_BRIEF_
Copy each line in which the string "Navidrome" occurs.

Stored data:
################

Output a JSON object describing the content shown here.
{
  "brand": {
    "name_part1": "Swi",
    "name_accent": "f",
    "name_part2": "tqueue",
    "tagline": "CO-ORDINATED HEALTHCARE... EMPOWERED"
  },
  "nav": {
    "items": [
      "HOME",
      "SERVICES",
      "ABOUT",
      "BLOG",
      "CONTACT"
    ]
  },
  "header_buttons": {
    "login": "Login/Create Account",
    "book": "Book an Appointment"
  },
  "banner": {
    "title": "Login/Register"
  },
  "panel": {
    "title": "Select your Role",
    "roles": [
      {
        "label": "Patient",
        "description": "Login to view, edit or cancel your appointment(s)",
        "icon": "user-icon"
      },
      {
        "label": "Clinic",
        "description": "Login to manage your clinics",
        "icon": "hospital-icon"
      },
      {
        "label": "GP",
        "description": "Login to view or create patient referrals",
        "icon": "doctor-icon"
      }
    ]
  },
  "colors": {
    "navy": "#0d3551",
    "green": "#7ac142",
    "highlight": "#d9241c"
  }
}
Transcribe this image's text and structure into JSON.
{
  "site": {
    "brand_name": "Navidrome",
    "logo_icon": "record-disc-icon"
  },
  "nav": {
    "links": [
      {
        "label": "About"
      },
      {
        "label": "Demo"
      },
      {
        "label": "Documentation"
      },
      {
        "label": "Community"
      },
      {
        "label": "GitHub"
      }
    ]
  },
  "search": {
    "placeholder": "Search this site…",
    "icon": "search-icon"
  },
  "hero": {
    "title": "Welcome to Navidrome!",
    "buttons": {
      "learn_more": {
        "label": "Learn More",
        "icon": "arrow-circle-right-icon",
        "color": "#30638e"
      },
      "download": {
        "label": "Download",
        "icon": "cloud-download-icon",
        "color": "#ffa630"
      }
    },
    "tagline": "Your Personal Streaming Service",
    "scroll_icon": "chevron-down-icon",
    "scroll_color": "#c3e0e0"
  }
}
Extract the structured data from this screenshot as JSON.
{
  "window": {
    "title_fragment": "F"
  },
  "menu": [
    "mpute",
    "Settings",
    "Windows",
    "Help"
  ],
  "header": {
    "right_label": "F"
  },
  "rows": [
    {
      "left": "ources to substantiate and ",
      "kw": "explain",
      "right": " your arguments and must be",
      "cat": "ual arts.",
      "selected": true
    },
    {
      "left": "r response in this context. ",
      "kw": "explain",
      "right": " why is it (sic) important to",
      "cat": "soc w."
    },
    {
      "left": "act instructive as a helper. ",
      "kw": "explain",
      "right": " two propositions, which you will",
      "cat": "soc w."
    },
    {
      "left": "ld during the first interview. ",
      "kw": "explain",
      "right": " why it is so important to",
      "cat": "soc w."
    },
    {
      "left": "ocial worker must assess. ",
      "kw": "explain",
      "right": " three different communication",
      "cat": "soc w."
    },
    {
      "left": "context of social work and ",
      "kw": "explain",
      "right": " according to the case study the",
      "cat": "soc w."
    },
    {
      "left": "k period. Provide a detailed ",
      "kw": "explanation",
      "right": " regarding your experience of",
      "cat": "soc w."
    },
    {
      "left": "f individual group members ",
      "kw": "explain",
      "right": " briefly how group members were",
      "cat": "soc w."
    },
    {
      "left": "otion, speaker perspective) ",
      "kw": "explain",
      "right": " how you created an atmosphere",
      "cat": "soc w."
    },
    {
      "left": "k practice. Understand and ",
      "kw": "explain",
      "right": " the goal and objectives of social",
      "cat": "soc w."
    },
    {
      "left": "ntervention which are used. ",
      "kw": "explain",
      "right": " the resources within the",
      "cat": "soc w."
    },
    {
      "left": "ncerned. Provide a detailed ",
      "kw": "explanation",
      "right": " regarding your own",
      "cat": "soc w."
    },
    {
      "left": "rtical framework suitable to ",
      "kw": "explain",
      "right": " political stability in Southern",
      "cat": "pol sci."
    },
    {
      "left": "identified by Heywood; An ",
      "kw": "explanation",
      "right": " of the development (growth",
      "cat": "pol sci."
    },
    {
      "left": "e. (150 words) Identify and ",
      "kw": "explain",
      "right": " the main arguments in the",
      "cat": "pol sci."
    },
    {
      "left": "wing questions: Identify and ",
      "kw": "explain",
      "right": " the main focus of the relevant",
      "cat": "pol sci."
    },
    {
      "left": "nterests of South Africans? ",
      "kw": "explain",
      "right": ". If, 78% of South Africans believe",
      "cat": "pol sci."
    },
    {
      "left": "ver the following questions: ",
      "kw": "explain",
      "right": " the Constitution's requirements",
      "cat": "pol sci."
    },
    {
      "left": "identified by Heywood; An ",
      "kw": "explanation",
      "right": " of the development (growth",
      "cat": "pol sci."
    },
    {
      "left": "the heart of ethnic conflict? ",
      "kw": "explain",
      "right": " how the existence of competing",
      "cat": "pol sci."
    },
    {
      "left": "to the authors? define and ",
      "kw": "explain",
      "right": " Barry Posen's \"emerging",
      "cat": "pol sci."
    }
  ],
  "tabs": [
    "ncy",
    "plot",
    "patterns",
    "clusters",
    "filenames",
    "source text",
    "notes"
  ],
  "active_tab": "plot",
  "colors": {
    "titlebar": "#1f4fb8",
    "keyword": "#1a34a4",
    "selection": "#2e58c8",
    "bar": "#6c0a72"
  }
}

################

_PROBLEM SOLUTION_
    "brand_name": "Navidrome",
    "title": "Welcome to Navidrome!",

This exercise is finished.